-- DATASET EXCERPTS --
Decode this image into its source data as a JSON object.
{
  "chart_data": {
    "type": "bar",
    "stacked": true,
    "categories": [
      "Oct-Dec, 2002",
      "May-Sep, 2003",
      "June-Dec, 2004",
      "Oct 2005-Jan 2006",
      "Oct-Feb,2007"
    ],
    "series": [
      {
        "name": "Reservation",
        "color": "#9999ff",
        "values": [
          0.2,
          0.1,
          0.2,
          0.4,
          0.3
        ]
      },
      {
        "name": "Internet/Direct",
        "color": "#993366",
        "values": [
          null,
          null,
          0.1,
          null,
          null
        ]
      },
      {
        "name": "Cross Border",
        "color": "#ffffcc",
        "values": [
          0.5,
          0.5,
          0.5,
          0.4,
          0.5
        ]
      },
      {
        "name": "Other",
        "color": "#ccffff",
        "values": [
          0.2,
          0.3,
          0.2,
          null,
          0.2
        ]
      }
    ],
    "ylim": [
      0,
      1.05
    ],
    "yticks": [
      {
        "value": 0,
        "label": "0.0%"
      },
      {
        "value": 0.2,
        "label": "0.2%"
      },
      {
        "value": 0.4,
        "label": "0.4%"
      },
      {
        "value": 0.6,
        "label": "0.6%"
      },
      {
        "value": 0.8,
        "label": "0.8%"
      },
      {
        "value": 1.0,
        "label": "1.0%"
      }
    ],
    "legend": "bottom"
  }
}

-- WHAT IS NEEDED --
Write out every record verbatim.

-- OUTPUT BELOW --
Decode this image into its source data as a JSON object.
{
  "chart_data": {
    "type": "bar",
    "stacked": true,
    "categories": [
      "Oct-Dec, 2002",
      "May-Sep, 2003",
      "June-Dec, 2004",
      "Oct 2005-Jan 2006",
      "Oct-Feb,2007"
    ],
    "series": [
      {
        "name": "Reservation",
        "color": "#9999ff",
        "values": [
          0.2,
          0.1,
          0.2,
          0.4,
          0.3
        ]
      },
      {
        "name": "Internet/Direct",
        "color": "#993366",
        "values": [
          null,
          null,
          0.1,
          null,
          null
        ]
      },
      {
        "name": "Cross Border",
        "color": "#ffffcc",
        "values": [
          0.5,
          0.5,
          0.5,
          0.4,
          0.5
        ]
      },
      {
        "name": "Other",
        "color": "#ccffff",
        "values": [
          0.2,
          0.3,
          0.2,
          null,
          0.2
        ]
      }
    ],
    "ylim": [
      0,
      1.05
    ],
    "yticks": [
      {
        "value": 0,
        "label": "0.0%"
      },
      {
        "value": 0.2,
        "label": "0.2%"
      },
      {
        "value": 0.4,
        "label": "0.4%"
      },
      {
        "value": 0.6,
        "label": "0.6%"
      },
      {
        "value": 0.8,
        "label": "0.8%"
      },
      {
        "value": 1.0,
        "label": "1.0%"
      }
    ],
    "legend": "bottom"
  }
}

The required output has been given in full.